What is expected → Count the lines in the entries below that contain the string "goto", treating uppercase and lowercase letters as distinct, and reply with that number alone.

Stored records →
▼

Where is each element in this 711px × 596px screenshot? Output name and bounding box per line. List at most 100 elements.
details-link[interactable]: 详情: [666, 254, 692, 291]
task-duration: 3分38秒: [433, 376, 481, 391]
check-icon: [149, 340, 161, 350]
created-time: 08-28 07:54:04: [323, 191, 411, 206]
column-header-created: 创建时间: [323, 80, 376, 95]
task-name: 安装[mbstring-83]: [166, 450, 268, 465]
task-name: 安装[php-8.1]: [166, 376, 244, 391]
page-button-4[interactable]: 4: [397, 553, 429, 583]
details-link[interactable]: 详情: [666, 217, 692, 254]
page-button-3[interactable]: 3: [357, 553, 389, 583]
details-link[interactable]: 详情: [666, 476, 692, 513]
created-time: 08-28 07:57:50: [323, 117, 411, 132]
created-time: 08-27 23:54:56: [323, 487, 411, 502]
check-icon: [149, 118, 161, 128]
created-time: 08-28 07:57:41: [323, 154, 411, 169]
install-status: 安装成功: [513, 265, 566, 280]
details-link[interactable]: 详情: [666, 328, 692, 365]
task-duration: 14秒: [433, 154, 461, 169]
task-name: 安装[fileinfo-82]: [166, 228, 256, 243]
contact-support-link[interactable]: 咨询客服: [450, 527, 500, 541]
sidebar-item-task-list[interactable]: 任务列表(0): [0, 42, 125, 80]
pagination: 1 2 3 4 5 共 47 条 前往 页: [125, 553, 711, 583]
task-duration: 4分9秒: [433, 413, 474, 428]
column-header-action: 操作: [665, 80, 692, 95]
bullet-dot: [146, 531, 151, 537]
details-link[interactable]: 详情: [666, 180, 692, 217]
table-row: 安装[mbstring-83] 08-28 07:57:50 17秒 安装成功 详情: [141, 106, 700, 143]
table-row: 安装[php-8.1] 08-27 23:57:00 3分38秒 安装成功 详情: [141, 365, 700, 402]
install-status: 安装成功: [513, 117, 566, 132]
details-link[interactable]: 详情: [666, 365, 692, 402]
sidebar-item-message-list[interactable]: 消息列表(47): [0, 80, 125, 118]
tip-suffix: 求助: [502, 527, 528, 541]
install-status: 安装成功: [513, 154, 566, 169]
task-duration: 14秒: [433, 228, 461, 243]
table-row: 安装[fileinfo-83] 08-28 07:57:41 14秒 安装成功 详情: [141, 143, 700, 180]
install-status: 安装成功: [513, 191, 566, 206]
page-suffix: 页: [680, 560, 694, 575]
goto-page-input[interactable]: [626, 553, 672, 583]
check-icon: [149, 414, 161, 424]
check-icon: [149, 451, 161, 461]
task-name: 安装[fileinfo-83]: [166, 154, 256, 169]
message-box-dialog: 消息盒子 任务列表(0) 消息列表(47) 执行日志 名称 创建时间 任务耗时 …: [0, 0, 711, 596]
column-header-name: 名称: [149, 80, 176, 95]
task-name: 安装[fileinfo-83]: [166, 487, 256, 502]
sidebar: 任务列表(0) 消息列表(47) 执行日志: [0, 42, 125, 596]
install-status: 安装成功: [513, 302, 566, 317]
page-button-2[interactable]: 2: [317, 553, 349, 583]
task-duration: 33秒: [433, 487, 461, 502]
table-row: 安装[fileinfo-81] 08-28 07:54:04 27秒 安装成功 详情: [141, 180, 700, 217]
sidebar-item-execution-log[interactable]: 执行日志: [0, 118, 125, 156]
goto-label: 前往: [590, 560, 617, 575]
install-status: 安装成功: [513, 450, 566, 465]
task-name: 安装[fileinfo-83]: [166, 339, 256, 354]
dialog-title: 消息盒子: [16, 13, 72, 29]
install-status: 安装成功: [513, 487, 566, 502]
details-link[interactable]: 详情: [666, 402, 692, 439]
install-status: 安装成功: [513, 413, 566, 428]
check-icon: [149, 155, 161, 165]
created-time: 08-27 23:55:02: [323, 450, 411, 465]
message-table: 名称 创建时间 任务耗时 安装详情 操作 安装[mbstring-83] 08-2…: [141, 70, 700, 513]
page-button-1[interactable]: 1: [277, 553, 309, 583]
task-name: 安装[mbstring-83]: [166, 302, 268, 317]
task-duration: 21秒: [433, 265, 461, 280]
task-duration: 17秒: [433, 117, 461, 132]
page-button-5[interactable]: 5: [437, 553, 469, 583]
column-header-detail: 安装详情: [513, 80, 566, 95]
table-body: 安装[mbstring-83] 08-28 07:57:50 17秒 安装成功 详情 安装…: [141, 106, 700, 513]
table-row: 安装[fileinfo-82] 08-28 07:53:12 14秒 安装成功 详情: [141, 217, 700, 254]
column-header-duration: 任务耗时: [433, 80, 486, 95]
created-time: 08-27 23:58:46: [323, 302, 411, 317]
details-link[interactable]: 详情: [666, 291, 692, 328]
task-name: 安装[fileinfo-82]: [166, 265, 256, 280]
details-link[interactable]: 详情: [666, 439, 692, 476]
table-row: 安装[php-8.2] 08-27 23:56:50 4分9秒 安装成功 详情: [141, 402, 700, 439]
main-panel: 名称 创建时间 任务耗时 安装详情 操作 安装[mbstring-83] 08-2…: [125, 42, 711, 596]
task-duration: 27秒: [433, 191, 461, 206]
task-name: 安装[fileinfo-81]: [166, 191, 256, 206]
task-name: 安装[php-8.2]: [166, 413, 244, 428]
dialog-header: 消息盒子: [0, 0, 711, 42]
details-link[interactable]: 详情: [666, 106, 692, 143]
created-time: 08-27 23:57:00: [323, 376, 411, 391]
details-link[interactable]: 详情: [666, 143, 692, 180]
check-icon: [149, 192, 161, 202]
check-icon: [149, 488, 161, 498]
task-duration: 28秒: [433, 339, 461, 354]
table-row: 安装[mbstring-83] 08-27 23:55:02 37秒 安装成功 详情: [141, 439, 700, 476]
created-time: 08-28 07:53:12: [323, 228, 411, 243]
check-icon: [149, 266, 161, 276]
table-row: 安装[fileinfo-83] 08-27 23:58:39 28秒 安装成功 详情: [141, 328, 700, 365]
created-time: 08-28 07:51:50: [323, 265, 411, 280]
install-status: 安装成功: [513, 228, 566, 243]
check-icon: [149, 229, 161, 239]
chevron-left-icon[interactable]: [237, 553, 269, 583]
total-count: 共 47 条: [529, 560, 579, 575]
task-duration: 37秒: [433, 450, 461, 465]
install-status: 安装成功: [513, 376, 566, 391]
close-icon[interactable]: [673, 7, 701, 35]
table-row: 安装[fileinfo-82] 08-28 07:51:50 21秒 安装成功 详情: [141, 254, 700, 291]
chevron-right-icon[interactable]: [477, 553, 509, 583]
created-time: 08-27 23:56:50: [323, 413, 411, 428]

▲

Finished answer → 2